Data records
—————
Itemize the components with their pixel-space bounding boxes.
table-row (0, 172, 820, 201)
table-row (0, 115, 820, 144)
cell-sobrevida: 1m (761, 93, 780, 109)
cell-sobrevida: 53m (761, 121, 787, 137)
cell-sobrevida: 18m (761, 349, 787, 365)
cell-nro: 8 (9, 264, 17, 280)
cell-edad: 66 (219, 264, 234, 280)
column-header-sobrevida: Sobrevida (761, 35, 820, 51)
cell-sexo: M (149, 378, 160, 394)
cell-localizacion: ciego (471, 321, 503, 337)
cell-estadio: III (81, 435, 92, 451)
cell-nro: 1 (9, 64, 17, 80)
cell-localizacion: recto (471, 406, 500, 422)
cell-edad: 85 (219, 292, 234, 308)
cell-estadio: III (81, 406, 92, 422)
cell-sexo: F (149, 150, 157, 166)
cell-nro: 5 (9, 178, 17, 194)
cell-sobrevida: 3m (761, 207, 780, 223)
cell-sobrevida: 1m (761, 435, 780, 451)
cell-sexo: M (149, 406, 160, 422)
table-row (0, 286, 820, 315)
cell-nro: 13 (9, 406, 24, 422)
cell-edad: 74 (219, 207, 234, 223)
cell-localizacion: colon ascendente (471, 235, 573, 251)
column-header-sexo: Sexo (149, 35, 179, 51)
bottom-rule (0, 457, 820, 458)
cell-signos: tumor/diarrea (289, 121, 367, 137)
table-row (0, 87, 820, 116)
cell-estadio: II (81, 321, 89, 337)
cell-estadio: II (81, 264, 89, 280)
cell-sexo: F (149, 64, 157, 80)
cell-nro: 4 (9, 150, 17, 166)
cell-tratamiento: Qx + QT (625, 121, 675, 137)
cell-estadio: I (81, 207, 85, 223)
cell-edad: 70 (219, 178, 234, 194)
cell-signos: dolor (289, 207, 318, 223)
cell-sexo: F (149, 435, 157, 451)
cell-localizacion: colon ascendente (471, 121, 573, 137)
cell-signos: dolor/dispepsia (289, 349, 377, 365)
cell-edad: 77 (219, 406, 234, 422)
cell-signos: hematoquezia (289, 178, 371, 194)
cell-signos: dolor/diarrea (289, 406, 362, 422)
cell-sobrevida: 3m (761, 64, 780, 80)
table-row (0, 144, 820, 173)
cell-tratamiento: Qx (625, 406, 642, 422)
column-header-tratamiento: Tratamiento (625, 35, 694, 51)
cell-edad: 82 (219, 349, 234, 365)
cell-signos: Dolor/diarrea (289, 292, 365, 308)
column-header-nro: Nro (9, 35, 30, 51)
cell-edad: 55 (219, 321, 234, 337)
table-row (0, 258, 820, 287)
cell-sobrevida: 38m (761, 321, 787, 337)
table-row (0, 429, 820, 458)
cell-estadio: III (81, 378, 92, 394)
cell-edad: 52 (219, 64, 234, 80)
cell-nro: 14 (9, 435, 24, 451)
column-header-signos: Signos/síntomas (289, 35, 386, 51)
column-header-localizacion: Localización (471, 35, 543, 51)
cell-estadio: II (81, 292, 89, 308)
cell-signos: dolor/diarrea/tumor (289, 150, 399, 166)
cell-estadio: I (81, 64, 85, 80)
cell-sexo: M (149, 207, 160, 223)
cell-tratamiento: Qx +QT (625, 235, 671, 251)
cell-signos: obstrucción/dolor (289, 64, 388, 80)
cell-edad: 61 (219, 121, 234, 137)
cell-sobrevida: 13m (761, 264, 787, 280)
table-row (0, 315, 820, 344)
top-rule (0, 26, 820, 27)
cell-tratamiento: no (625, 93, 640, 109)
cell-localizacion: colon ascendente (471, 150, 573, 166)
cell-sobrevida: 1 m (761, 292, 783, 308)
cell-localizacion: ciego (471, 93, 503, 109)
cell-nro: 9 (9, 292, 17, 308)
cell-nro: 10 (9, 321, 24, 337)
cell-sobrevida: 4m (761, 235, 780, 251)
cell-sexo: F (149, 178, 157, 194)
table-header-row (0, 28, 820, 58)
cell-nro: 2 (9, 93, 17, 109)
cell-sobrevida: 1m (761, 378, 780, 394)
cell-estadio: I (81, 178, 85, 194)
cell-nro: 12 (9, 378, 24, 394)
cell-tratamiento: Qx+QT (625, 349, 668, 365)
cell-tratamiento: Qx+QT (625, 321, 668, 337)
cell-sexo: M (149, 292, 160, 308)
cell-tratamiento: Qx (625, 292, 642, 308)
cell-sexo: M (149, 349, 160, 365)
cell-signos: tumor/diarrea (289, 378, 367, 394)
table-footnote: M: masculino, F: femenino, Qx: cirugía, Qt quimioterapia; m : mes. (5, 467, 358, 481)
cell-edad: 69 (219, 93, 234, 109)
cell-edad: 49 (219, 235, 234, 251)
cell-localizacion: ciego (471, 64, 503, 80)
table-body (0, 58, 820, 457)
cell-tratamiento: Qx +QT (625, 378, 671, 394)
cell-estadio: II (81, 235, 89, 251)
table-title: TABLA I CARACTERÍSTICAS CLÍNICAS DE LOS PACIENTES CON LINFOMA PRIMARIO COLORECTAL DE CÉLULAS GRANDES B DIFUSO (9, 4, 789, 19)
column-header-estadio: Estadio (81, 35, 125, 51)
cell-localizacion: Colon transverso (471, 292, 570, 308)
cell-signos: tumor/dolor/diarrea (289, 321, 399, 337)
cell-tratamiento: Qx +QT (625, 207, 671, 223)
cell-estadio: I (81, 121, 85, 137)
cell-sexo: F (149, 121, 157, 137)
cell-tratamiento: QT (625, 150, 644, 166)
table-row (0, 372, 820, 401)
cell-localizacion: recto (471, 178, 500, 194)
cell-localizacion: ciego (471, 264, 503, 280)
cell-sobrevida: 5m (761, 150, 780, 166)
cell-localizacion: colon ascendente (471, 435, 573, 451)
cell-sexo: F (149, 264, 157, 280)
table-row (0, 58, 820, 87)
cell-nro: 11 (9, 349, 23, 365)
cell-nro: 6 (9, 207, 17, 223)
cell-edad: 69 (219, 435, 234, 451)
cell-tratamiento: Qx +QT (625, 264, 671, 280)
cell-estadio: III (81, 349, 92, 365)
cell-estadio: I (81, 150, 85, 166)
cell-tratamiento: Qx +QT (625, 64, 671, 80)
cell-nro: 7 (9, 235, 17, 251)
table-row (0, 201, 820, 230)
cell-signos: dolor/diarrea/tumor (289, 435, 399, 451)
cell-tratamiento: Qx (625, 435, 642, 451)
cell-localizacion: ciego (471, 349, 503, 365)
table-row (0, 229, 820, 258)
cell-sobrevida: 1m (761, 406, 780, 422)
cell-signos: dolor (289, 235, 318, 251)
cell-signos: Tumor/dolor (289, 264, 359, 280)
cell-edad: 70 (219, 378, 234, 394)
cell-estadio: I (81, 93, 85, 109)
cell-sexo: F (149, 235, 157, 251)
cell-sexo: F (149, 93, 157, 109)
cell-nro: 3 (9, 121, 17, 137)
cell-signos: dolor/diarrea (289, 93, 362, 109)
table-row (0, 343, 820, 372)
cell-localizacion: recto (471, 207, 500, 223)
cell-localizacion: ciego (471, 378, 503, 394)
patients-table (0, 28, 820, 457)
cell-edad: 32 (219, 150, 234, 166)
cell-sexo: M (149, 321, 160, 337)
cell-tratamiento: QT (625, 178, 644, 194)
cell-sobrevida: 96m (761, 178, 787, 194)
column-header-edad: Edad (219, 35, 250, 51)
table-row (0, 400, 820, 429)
—————
EXERCISE INSTRUCTIONS >> Write out each line above containing "rule".

YOUR SOLUTION >>
bottom-rule (0, 457, 820, 458)
top-rule (0, 26, 820, 27)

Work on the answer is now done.